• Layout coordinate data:
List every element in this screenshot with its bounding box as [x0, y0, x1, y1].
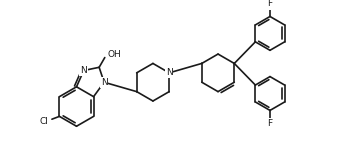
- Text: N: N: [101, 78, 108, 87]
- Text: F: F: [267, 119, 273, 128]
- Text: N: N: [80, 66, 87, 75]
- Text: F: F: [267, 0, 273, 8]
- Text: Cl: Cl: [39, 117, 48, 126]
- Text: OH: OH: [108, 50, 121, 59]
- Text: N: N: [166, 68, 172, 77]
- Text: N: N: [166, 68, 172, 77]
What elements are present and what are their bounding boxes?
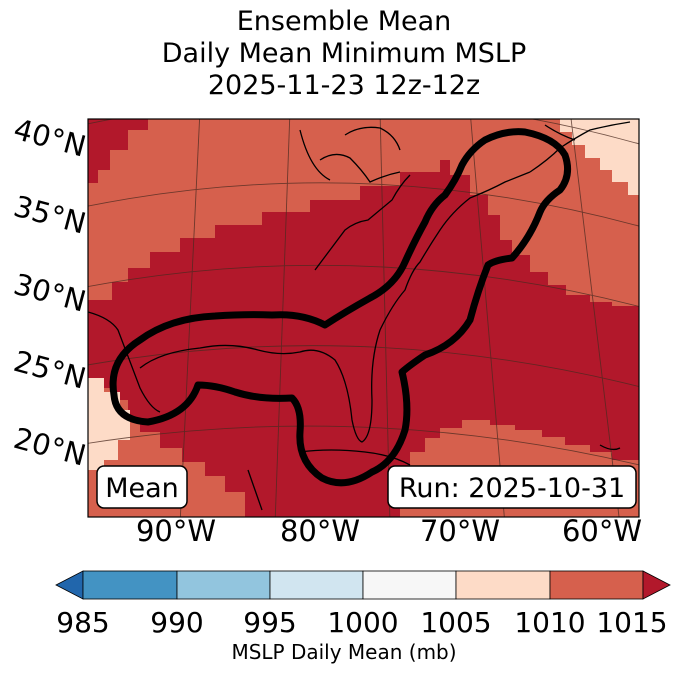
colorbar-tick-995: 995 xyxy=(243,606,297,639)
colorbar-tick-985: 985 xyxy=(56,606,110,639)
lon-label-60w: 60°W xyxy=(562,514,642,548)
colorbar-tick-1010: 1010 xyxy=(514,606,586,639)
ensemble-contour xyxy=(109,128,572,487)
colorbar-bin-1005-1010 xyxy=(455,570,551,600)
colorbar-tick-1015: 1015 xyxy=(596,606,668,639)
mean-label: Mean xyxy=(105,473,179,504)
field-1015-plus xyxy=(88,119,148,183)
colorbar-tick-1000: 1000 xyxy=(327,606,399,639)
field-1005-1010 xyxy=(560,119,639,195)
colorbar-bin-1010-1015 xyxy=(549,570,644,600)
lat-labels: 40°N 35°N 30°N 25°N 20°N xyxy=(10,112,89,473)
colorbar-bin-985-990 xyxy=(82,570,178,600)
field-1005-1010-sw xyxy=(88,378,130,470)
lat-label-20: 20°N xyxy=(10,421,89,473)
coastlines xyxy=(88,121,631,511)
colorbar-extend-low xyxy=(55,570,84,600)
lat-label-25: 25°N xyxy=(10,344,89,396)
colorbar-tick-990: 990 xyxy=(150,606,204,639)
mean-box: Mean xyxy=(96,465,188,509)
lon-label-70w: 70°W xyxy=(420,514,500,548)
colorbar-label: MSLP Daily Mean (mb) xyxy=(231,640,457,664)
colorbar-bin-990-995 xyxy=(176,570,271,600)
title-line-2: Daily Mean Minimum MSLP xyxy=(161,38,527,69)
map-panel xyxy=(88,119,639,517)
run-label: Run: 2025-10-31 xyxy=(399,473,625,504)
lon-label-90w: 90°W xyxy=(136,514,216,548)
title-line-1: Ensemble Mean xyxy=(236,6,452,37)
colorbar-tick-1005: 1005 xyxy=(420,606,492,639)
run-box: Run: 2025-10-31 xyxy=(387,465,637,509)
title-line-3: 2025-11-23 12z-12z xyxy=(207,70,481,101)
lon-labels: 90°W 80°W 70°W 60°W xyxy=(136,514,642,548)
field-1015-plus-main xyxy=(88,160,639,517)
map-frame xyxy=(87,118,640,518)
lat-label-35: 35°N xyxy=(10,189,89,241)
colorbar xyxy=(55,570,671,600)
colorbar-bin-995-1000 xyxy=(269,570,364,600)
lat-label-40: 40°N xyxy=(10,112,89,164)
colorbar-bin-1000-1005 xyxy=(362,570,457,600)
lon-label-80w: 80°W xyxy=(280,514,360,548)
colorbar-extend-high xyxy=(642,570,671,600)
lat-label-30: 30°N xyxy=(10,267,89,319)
...
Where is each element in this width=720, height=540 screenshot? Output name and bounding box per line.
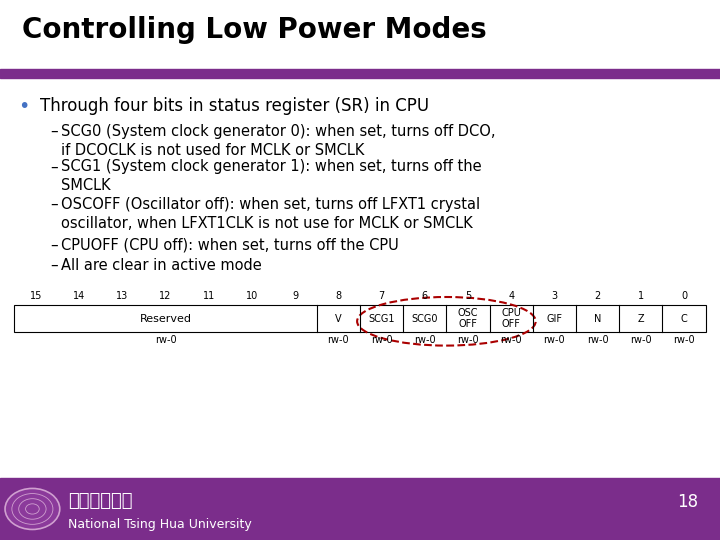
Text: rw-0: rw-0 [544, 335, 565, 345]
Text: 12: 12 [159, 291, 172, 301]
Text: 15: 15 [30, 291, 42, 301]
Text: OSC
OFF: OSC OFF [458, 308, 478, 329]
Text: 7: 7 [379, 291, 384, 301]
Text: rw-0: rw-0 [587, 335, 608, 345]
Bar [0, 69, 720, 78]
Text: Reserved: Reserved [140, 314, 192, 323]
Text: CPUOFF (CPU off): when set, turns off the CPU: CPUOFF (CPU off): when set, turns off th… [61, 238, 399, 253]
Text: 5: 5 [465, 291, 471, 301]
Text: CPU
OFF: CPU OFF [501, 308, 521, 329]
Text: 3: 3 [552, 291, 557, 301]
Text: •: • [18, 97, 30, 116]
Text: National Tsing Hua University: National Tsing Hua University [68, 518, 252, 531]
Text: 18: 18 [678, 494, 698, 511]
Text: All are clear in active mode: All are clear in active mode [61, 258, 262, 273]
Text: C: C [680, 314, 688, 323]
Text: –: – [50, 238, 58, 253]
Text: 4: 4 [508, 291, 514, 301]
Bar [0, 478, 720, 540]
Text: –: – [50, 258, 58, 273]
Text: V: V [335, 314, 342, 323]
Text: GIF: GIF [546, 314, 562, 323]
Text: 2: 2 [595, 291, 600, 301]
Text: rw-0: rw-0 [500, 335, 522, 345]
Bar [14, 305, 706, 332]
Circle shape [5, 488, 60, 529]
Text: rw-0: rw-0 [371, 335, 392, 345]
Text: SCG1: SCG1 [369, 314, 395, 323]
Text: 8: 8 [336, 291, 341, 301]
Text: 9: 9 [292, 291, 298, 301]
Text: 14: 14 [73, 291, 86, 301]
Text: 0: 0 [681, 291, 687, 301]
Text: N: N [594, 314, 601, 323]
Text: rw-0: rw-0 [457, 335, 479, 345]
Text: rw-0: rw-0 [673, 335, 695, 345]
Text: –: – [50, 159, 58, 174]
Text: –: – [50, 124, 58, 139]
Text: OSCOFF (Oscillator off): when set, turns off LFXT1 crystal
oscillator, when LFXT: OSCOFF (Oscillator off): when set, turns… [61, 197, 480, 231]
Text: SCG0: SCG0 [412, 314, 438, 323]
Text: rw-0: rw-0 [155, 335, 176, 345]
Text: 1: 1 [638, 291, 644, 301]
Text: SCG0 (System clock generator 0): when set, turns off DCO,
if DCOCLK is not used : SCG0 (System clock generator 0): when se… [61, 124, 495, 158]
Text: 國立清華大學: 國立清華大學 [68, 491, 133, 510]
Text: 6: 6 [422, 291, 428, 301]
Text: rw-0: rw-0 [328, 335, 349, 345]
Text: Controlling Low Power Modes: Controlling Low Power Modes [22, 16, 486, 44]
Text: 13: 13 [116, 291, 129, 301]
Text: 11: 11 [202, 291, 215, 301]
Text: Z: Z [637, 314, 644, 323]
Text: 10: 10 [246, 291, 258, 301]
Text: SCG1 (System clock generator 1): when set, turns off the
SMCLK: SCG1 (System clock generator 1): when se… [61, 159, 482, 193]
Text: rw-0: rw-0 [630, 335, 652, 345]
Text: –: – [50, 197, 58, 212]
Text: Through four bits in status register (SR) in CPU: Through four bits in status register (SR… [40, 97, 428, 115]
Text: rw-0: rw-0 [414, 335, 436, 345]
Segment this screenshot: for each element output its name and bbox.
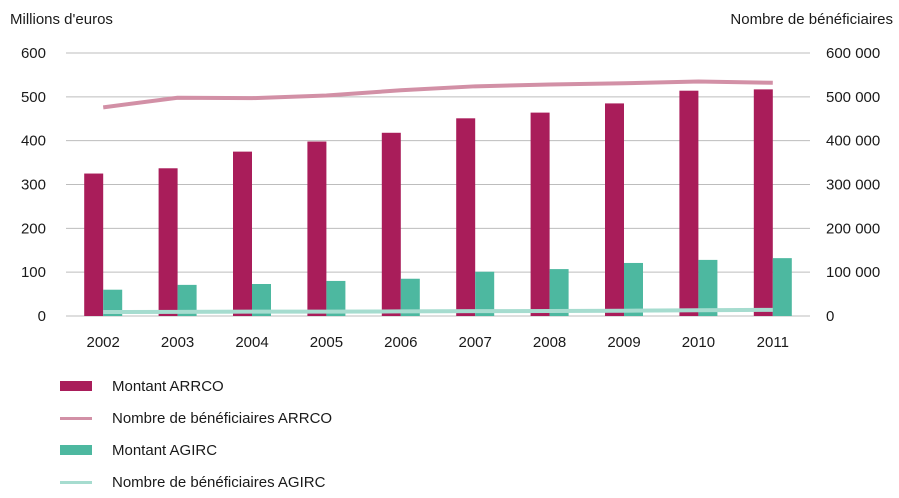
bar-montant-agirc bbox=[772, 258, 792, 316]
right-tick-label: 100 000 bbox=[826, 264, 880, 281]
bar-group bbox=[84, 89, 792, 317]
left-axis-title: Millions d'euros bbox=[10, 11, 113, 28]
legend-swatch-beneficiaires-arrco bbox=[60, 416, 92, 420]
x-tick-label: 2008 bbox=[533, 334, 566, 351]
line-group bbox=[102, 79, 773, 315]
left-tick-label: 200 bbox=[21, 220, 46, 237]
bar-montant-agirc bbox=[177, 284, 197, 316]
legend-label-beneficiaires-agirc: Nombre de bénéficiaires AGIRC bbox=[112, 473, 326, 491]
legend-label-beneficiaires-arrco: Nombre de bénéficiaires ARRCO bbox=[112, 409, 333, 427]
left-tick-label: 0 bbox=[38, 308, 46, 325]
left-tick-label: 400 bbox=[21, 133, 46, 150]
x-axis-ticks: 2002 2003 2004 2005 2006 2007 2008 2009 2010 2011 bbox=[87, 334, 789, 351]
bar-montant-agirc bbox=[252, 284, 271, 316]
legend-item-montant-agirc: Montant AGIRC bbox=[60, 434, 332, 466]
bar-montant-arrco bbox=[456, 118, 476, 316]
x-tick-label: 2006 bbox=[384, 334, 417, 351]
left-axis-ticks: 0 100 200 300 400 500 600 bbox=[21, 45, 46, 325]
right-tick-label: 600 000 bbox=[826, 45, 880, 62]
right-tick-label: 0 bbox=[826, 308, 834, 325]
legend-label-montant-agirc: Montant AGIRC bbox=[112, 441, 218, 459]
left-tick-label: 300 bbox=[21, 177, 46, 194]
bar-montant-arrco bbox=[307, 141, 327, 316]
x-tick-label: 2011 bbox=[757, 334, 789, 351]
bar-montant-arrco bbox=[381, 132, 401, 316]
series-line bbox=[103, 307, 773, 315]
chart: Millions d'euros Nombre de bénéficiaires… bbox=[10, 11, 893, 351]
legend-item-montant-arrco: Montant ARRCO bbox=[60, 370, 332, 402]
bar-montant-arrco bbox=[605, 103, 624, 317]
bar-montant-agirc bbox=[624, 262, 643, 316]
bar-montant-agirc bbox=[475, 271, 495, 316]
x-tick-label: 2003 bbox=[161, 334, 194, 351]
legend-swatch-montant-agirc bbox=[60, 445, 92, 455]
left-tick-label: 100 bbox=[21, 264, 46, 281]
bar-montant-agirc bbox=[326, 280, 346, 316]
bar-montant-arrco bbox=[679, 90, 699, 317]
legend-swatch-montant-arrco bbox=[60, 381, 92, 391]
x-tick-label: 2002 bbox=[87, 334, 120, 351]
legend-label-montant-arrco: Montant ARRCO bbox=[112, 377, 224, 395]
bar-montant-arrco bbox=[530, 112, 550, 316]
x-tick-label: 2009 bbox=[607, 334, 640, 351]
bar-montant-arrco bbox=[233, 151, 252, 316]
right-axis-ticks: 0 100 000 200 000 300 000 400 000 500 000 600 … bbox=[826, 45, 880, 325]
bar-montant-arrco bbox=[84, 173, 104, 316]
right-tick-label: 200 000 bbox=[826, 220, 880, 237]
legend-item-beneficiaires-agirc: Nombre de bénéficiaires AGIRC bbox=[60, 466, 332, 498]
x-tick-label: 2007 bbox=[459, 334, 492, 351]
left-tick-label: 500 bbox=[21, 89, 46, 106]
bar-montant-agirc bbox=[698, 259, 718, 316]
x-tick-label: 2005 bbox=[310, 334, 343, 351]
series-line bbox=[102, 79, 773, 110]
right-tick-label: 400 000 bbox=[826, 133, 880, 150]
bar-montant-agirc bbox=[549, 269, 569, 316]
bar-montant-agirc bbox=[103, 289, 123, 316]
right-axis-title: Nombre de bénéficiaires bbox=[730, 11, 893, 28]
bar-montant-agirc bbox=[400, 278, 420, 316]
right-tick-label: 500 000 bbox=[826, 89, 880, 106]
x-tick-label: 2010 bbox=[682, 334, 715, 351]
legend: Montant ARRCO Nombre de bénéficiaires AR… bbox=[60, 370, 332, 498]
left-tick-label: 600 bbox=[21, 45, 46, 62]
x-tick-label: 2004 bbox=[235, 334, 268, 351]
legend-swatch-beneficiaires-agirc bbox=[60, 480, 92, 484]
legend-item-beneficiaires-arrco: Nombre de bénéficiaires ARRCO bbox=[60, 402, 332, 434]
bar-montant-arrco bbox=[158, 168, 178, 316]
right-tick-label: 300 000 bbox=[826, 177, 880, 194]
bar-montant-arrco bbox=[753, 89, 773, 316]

• EXERCISE PROMPT:
Quote the items above verbatim, beginning with the line containing "colorbar-tick-995: 995 xyxy=(243,606,297,639)" and continuing through the line containing "ensemble-contour xyxy=(109,128,572,487)", both lines included.

• EXERCISE OUTPUT:
colorbar-tick-995: 995 xyxy=(243,606,297,639)
colorbar-tick-985: 985 xyxy=(56,606,110,639)
lon-label-60w: 60°W xyxy=(562,514,642,548)
colorbar-tick-1010: 1010 xyxy=(514,606,586,639)
ensemble-contour xyxy=(109,128,572,487)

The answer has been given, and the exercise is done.